--- start ---

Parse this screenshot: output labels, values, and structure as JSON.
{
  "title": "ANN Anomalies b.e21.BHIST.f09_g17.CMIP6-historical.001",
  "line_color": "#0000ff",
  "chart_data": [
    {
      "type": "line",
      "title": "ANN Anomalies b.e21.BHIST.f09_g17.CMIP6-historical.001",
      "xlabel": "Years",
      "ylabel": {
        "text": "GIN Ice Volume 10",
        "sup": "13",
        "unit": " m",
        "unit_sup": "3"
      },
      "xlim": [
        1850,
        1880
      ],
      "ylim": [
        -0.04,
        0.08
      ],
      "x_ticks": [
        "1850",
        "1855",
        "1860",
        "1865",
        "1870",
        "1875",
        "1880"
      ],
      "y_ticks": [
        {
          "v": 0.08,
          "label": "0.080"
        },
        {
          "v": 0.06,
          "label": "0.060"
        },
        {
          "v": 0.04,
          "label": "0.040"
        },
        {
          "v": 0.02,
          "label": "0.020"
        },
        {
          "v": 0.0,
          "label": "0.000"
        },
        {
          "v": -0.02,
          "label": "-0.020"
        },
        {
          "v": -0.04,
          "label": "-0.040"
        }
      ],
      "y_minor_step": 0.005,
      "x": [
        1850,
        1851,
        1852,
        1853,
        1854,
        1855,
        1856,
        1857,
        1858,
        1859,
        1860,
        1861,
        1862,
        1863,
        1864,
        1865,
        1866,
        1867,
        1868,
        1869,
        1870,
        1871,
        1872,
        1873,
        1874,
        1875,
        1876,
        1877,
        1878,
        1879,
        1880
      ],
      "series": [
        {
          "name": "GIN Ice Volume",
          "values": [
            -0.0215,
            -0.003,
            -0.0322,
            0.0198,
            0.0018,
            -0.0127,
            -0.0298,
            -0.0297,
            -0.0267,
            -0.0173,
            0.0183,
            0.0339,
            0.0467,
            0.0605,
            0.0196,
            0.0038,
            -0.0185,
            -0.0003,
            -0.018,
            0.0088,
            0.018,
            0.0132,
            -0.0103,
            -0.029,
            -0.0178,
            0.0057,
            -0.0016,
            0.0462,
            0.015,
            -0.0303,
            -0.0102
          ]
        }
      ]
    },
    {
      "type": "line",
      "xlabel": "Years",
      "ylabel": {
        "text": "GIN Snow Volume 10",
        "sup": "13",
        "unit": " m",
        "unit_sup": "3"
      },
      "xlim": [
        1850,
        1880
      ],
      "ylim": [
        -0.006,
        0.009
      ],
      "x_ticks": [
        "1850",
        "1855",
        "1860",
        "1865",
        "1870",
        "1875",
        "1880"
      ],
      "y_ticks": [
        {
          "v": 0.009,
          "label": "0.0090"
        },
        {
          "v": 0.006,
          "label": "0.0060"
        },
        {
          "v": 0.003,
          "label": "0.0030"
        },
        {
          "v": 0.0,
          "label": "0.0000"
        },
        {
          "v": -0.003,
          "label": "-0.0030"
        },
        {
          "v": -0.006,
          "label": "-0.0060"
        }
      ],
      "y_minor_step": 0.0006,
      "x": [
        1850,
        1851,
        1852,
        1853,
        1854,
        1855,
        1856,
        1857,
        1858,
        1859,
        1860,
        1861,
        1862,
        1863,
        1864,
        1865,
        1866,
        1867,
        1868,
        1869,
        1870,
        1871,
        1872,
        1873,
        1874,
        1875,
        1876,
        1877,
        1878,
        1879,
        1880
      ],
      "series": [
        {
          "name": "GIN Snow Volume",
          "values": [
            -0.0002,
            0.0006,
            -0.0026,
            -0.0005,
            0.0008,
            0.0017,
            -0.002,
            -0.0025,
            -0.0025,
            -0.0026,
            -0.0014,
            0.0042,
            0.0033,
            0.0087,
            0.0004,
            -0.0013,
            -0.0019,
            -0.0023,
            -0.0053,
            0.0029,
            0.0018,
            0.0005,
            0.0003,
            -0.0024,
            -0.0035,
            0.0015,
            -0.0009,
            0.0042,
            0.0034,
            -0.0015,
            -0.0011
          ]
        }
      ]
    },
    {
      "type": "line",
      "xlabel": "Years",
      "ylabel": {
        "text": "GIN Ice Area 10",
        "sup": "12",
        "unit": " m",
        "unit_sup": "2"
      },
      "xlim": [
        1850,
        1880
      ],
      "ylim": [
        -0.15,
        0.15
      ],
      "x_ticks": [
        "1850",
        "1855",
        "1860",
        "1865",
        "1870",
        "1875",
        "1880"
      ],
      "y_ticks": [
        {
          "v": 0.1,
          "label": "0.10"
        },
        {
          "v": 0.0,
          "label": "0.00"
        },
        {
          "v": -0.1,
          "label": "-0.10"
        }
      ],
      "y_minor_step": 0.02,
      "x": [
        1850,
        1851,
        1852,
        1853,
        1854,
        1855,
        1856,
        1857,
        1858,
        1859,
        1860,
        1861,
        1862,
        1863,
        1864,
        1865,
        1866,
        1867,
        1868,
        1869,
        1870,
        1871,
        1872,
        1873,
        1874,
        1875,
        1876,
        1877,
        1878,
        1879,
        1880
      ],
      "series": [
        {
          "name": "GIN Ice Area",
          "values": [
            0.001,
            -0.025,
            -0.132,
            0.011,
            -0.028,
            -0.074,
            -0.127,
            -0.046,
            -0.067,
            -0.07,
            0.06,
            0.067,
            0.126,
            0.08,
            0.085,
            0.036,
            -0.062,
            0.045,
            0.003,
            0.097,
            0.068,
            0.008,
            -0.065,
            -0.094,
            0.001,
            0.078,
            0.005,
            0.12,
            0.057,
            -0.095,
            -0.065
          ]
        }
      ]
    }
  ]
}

--- end ---
--- start ---

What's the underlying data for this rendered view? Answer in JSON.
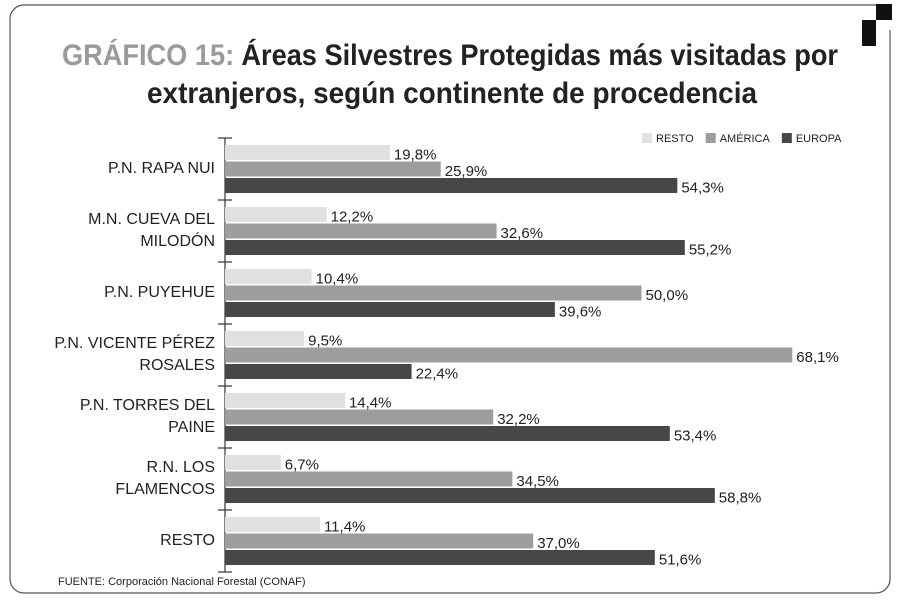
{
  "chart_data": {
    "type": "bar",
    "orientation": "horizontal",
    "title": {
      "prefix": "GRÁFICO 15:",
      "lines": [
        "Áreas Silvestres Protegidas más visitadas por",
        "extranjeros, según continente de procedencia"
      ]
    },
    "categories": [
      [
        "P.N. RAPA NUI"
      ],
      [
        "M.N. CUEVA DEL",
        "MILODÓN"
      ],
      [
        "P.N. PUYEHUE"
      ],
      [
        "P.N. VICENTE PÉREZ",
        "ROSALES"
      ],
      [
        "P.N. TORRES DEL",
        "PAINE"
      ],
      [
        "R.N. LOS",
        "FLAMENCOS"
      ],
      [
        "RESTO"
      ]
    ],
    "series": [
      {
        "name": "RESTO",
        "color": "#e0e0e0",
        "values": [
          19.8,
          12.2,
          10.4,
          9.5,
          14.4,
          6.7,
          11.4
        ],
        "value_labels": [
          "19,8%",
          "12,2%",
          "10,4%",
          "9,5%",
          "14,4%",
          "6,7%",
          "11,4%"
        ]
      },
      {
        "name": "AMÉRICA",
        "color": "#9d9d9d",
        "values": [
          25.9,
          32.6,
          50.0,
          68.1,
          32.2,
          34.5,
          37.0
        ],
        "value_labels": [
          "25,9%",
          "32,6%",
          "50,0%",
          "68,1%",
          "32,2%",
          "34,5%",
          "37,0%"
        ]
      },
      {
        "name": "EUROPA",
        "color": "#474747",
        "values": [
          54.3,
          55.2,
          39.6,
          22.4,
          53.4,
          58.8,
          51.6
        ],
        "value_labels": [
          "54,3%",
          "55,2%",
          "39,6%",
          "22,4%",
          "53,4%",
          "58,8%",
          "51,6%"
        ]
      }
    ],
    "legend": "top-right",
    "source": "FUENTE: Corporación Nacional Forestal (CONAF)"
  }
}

--- end ---

**EXERCISE GOAL:**
State how many lines include the string "Snow". Give no other information.

**TASK ANSWER:**
2